■ **WHAT YOU ARE ASKED TO DO**:
Extract the full listing verbatim and drop any pictures from your copy.

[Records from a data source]

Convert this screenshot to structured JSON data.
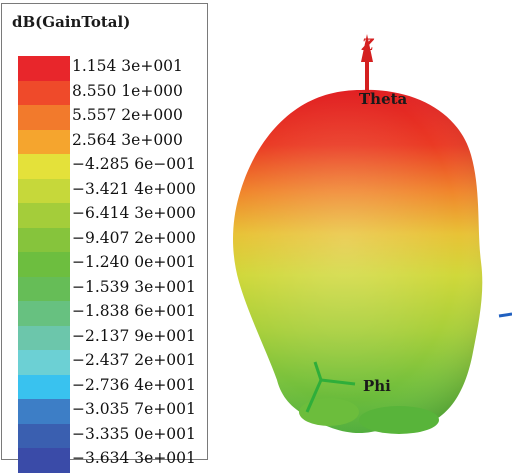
{
  "legend": {
    "title": "dB(GainTotal)",
    "entries": [
      {
        "label": "1.154 3e+001",
        "color": "#e8262b"
      },
      {
        "label": "8.550 1e+000",
        "color": "#ef4a2a"
      },
      {
        "label": "5.557 2e+000",
        "color": "#f27a2c"
      },
      {
        "label": "2.564 3e+000",
        "color": "#f5a52e"
      },
      {
        "label": "−4.285 6e−001",
        "color": "#e4e13a"
      },
      {
        "label": "−3.421 4e+000",
        "color": "#c6d83a"
      },
      {
        "label": "−6.414 3e+000",
        "color": "#a4cd3a"
      },
      {
        "label": "−9.407 2e+000",
        "color": "#86c43c"
      },
      {
        "label": "−1.240 0e+001",
        "color": "#6dbe3f"
      },
      {
        "label": "−1.539 3e+001",
        "color": "#66bd57"
      },
      {
        "label": "−1.838 6e+001",
        "color": "#67c180"
      },
      {
        "label": "−2.137 9e+001",
        "color": "#6cc6ab"
      },
      {
        "label": "−2.437 2e+001",
        "color": "#6cd0d4"
      },
      {
        "label": "−2.736 4e+001",
        "color": "#39c2ef"
      },
      {
        "label": "−3.035 7e+001",
        "color": "#3d7ec6"
      },
      {
        "label": "−3.335 0e+001",
        "color": "#3a5fb0"
      },
      {
        "label": "−3.634 3e+001",
        "color": "#3a4ba8"
      }
    ]
  },
  "plot": {
    "z_axis_label": "Z",
    "theta_label": "Theta",
    "phi_label": "Phi",
    "z_axis_color": "#d42020",
    "phi_axis_color": "#2fae3a",
    "x_axis_color": "#2060c0"
  }
}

■ **REPLY TO THE TASK**:
Convert this screenshot to structured JSON data.
{
  "legend": {
    "title": "dB(GainTotal)",
    "entries": [
      {
        "label": "1.154 3e+001",
        "color": "#e8262b"
      },
      {
        "label": "8.550 1e+000",
        "color": "#ef4a2a"
      },
      {
        "label": "5.557 2e+000",
        "color": "#f27a2c"
      },
      {
        "label": "2.564 3e+000",
        "color": "#f5a52e"
      },
      {
        "label": "−4.285 6e−001",
        "color": "#e4e13a"
      },
      {
        "label": "−3.421 4e+000",
        "color": "#c6d83a"
      },
      {
        "label": "−6.414 3e+000",
        "color": "#a4cd3a"
      },
      {
        "label": "−9.407 2e+000",
        "color": "#86c43c"
      },
      {
        "label": "−1.240 0e+001",
        "color": "#6dbe3f"
      },
      {
        "label": "−1.539 3e+001",
        "color": "#66bd57"
      },
      {
        "label": "−1.838 6e+001",
        "color": "#67c180"
      },
      {
        "label": "−2.137 9e+001",
        "color": "#6cc6ab"
      },
      {
        "label": "−2.437 2e+001",
        "color": "#6cd0d4"
      },
      {
        "label": "−2.736 4e+001",
        "color": "#39c2ef"
      },
      {
        "label": "−3.035 7e+001",
        "color": "#3d7ec6"
      },
      {
        "label": "−3.335 0e+001",
        "color": "#3a5fb0"
      },
      {
        "label": "−3.634 3e+001",
        "color": "#3a4ba8"
      }
    ]
  },
  "plot": {
    "z_axis_label": "Z",
    "theta_label": "Theta",
    "phi_label": "Phi",
    "z_axis_color": "#d42020",
    "phi_axis_color": "#2fae3a",
    "x_axis_color": "#2060c0"
  }
}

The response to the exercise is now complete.